§ PROBLEM DESCRIPTION
Output each entry exactly; skip nothing.

§ EXTRACTED INFORMATION
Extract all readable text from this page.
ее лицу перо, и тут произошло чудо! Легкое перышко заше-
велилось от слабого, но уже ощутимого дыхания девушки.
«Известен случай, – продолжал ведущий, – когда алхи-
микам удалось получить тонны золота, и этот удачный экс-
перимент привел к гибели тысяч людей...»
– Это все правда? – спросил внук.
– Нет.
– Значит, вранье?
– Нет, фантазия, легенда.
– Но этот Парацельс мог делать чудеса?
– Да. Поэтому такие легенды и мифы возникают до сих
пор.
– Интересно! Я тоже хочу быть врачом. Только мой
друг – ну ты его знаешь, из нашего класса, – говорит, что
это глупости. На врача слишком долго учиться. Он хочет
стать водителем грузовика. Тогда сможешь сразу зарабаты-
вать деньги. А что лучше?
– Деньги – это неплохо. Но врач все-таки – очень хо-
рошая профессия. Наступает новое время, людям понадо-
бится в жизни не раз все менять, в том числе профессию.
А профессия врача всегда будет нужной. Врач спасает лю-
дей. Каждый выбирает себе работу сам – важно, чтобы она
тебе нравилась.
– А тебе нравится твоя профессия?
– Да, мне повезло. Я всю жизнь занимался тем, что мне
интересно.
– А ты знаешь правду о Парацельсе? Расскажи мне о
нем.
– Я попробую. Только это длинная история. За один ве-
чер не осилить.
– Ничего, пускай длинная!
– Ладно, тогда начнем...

§ ANSWER TO THE TASK
Extract all readable text from this page.
ее лицу перо, и тут произошло чудо! Легкое перышко заше-
велилось от слабого, но уже ощутимого дыхания девушки.
«Известен случай, – продолжал ведущий, – когда алхи-
микам удалось получить тонны золота, и этот удачный экс-
перимент привел к гибели тысяч людей...»
– Это все правда? – спросил внук.
– Нет.
– Значит, вранье?
– Нет, фантазия, легенда.
– Но этот Парацельс мог делать чудеса?
– Да. Поэтому такие легенды и мифы возникают до сих
пор.
– Интересно! Я тоже хочу быть врачом. Только мой
друг – ну ты его знаешь, из нашего класса, – говорит, что
это глупости. На врача слишком долго учиться. Он хочет
стать водителем грузовика. Тогда сможешь сразу зарабаты-
вать деньги. А что лучше?
– Деньги – это неплохо. Но врач все-таки – очень хо-
рошая профессия. Наступает новое время, людям понадо-
бится в жизни не раз все менять, в том числе профессию.
А профессия врача всегда будет нужной. Врач спасает лю-
дей. Каждый выбирает себе работу сам – важно, чтобы она
тебе нравилась.
– А тебе нравится твоя профессия?
– Да, мне повезло. Я всю жизнь занимался тем, что мне
интересно.
– А ты знаешь правду о Парацельсе? Расскажи мне о
нем.
– Я попробую. Только это длинная история. За один ве-
чер не осилить.
– Ничего, пускай длинная!
– Ладно, тогда начнем...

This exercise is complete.